- LISTING:
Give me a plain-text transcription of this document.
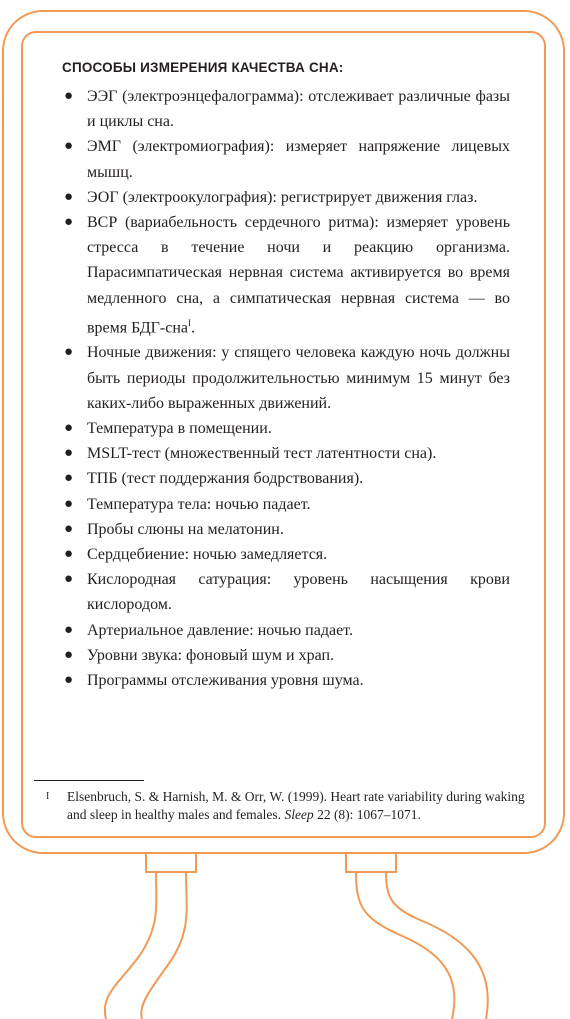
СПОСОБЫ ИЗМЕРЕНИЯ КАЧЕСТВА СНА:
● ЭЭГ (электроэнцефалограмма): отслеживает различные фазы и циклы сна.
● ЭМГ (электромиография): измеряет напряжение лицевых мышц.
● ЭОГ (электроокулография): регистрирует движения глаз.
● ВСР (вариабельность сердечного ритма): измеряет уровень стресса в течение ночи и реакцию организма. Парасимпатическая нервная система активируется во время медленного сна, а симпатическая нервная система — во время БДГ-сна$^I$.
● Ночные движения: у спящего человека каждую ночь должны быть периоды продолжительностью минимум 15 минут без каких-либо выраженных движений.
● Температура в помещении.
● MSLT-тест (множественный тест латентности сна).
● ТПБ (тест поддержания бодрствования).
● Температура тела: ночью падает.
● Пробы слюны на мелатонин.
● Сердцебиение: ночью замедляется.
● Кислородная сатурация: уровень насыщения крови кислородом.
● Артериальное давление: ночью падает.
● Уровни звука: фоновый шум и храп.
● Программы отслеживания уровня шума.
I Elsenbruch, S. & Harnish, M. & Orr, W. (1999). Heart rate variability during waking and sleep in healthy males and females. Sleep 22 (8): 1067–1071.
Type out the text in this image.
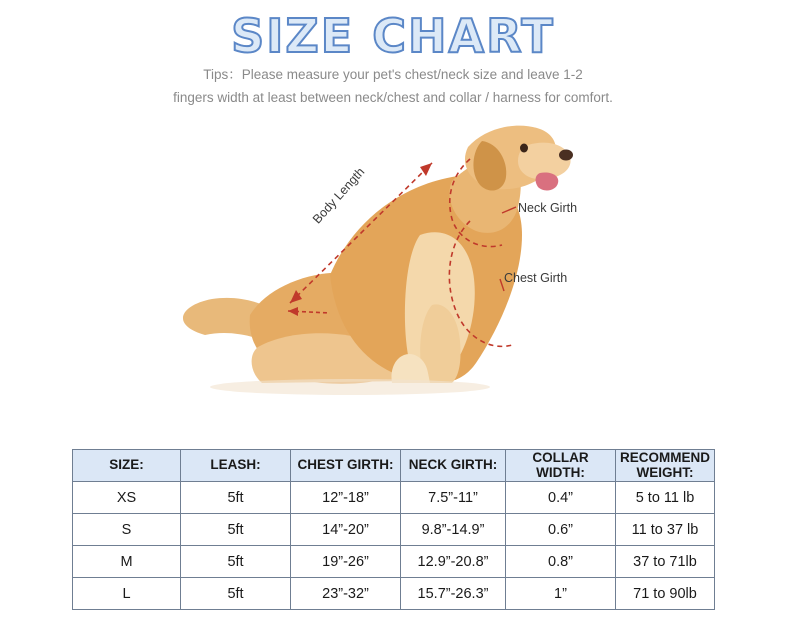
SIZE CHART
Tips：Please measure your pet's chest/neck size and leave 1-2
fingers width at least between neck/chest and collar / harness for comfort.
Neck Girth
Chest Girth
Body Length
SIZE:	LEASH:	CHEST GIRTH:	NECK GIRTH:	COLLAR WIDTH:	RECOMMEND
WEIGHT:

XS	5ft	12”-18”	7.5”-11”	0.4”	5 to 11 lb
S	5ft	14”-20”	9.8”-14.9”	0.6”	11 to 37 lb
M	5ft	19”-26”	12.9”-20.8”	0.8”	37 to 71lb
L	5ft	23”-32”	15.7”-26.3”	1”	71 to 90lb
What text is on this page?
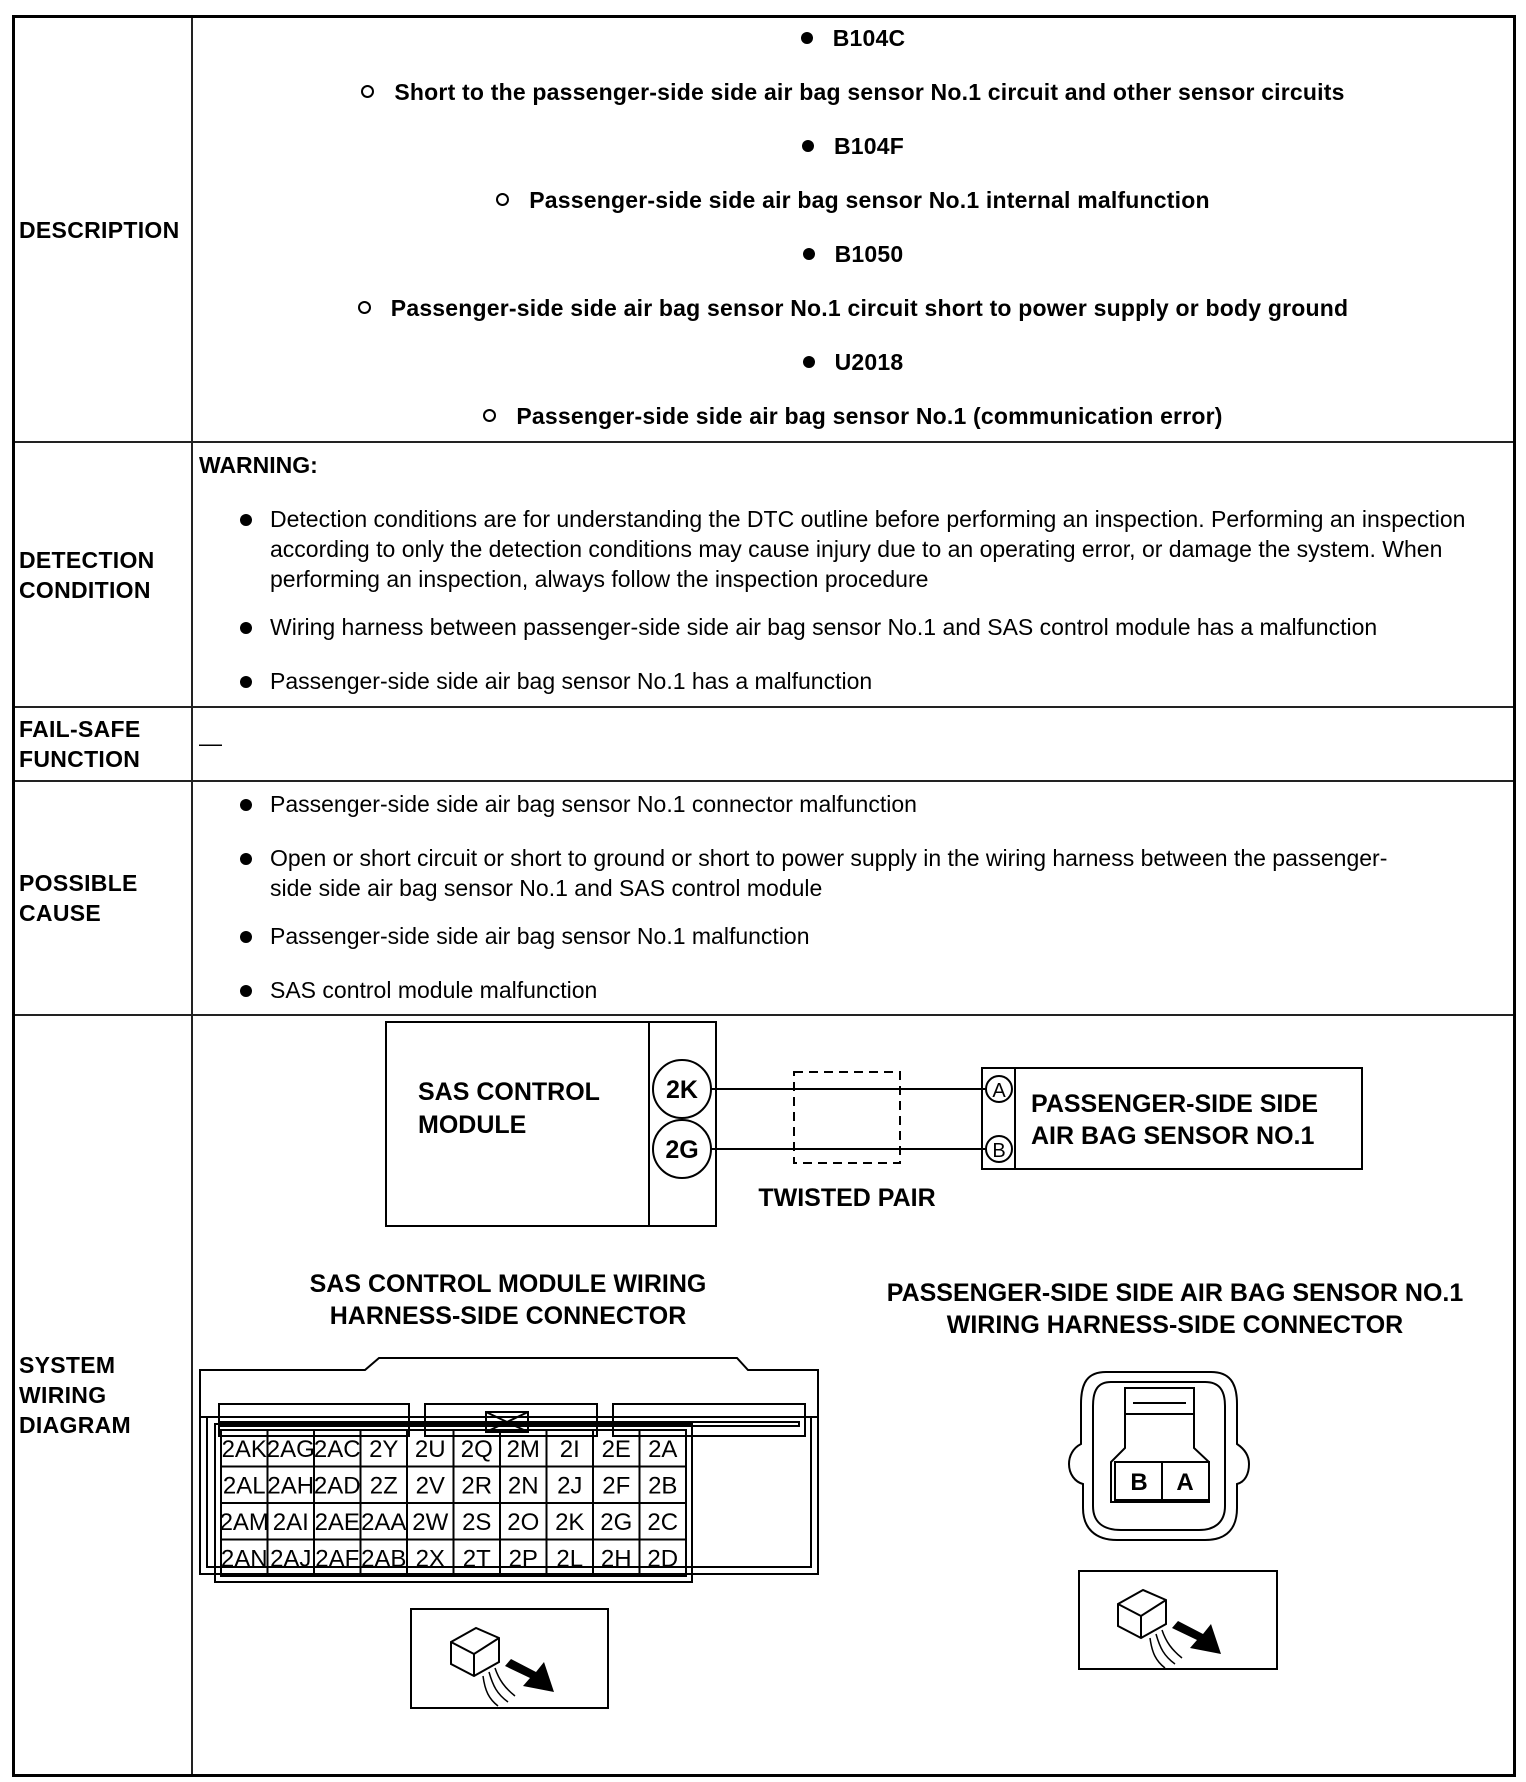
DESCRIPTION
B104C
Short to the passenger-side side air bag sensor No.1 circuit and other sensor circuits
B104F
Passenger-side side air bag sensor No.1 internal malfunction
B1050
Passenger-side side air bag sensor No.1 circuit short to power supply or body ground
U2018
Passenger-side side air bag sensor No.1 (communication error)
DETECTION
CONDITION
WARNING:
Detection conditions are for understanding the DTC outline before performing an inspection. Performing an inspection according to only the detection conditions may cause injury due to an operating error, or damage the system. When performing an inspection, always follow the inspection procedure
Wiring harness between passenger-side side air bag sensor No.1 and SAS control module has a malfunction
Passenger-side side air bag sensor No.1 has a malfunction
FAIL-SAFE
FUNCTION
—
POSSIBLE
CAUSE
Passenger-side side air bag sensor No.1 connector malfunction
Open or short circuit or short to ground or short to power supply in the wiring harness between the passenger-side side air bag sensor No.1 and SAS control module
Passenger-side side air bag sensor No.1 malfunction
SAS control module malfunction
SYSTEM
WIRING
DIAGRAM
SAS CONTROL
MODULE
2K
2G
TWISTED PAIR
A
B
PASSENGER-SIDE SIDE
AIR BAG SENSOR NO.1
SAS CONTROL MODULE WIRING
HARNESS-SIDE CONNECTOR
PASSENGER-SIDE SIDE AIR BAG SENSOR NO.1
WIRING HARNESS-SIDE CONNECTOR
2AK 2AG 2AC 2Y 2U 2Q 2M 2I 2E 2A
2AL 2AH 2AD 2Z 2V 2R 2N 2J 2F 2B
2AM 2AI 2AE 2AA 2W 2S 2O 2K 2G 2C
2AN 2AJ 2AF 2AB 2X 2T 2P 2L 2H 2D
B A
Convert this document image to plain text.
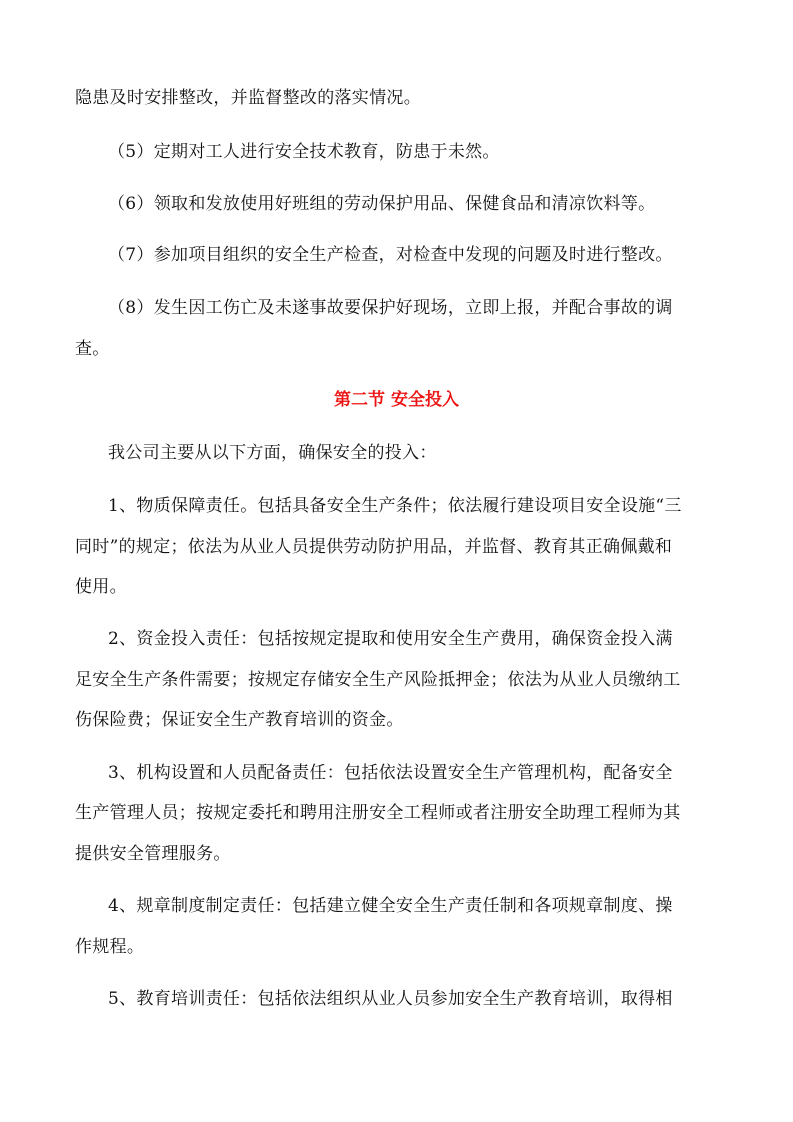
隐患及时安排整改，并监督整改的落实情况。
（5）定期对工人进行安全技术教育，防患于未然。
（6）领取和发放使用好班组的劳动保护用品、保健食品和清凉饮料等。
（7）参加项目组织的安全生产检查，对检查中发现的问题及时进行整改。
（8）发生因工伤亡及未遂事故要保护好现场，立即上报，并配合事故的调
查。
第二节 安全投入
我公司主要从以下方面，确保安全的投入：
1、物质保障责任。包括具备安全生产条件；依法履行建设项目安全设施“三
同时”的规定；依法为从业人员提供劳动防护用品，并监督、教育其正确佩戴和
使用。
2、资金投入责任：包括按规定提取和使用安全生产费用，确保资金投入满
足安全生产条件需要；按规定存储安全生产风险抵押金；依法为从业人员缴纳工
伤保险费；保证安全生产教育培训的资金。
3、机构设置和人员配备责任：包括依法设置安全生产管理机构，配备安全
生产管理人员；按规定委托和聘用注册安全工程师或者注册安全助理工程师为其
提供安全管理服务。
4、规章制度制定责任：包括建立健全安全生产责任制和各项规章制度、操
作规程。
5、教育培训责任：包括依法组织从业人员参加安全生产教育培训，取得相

- PROBLEM TO WORK ON:
Without the pictures, transcribe the listing above exactly.

- RESULT FOR THIS EXERCISE:
Give me a plain-text transcription of this document.
СПОСОБЫ ИЗМЕРЕНИЯ КАЧЕСТВА СНА:
● ЭЭГ (электроэнцефалограмма): отслеживает различные фазы и циклы сна.
● ЭМГ (электромиография): измеряет напряжение лицевых мышц.
● ЭОГ (электроокулография): регистрирует движения глаз.
● ВСР (вариабельность сердечного ритма): измеряет уровень стресса в течение ночи и реакцию организма. Парасимпатическая нервная система активируется во время медленного сна, а симпатическая нервная система — во время БДГ-сна$^I$.
● Ночные движения: у спящего человека каждую ночь должны быть периоды продолжительностью минимум 15 минут без каких-либо выраженных движений.
● Температура в помещении.
● MSLT-тест (множественный тест латентности сна).
● ТПБ (тест поддержания бодрствования).
● Температура тела: ночью падает.
● Пробы слюны на мелатонин.
● Сердцебиение: ночью замедляется.
● Кислородная сатурация: уровень насыщения крови кислородом.
● Артериальное давление: ночью падает.
● Уровни звука: фоновый шум и храп.
● Программы отслеживания уровня шума.
I Elsenbruch, S. & Harnish, M. & Orr, W. (1999). Heart rate variability during waking and sleep in healthy males and females. Sleep 22 (8): 1067–1071.
Type out the text in this image.
SIZE CHART
Tips：Please measure your pet's chest/neck size and leave 1-2
fingers width at least between neck/chest and collar / harness for comfort.
Neck Girth
Chest Girth
Body Length
SIZE:	LEASH:	CHEST GIRTH:	NECK GIRTH:	COLLAR WIDTH:	RECOMMEND
WEIGHT:

XS	5ft	12”-18”	7.5”-11”	0.4”	5 to 11 lb
S	5ft	14”-20”	9.8”-14.9”	0.6”	11 to 37 lb
M	5ft	19”-26”	12.9”-20.8”	0.8”	37 to 71lb
L	5ft	23”-32”	15.7”-26.3”	1”	71 to 90lb
What text is on this page?
DESCRIPTION
B104C
Short to the passenger-side side air bag sensor No.1 circuit and other sensor circuits
B104F
Passenger-side side air bag sensor No.1 internal malfunction
B1050
Passenger-side side air bag sensor No.1 circuit short to power supply or body ground
U2018
Passenger-side side air bag sensor No.1 (communication error)
DETECTION
CONDITION
WARNING:
Detection conditions are for understanding the DTC outline before performing an inspection. Performing an inspection according to only the detection conditions may cause injury due to an operating error, or damage the system. When performing an inspection, always follow the inspection procedure
Wiring harness between passenger-side side air bag sensor No.1 and SAS control module has a malfunction
Passenger-side side air bag sensor No.1 has a malfunction
FAIL-SAFE
FUNCTION
—
POSSIBLE
CAUSE
Passenger-side side air bag sensor No.1 connector malfunction
Open or short circuit or short to ground or short to power supply in the wiring harness between the passenger-side side air bag sensor No.1 and SAS control module
Passenger-side side air bag sensor No.1 malfunction
SAS control module malfunction
SYSTEM
WIRING
DIAGRAM
SAS CONTROL
MODULE
2K
2G
TWISTED PAIR
A
B
PASSENGER-SIDE SIDE
AIR BAG SENSOR NO.1
SAS CONTROL MODULE WIRING
HARNESS-SIDE CONNECTOR
PASSENGER-SIDE SIDE AIR BAG SENSOR NO.1
WIRING HARNESS-SIDE CONNECTOR
2AK 2AG 2AC 2Y 2U 2Q 2M 2I 2E 2A
2AL 2AH 2AD 2Z 2V 2R 2N 2J 2F 2B
2AM 2AI 2AE 2AA 2W 2S 2O 2K 2G 2C
2AN 2AJ 2AF 2AB 2X 2T 2P 2L 2H 2D
B A
Convert this document image to plain text.
隐患及时安排整改，并监督整改的落实情况。
（5）定期对工人进行安全技术教育，防患于未然。
（6）领取和发放使用好班组的劳动保护用品、保健食品和清凉饮料等。
（7）参加项目组织的安全生产检查，对检查中发现的问题及时进行整改。
（8）发生因工伤亡及未遂事故要保护好现场，立即上报，并配合事故的调
查。
第二节 安全投入
我公司主要从以下方面，确保安全的投入：
1、物质保障责任。包括具备安全生产条件；依法履行建设项目安全设施“三
同时”的规定；依法为从业人员提供劳动防护用品，并监督、教育其正确佩戴和
使用。
2、资金投入责任：包括按规定提取和使用安全生产费用，确保资金投入满
足安全生产条件需要；按规定存储安全生产风险抵押金；依法为从业人员缴纳工
伤保险费；保证安全生产教育培训的资金。
3、机构设置和人员配备责任：包括依法设置安全生产管理机构，配备安全
生产管理人员；按规定委托和聘用注册安全工程师或者注册安全助理工程师为其
提供安全管理服务。
4、规章制度制定责任：包括建立健全安全生产责任制和各项规章制度、操
作规程。
5、教育培训责任：包括依法组织从业人员参加安全生产教育培训，取得相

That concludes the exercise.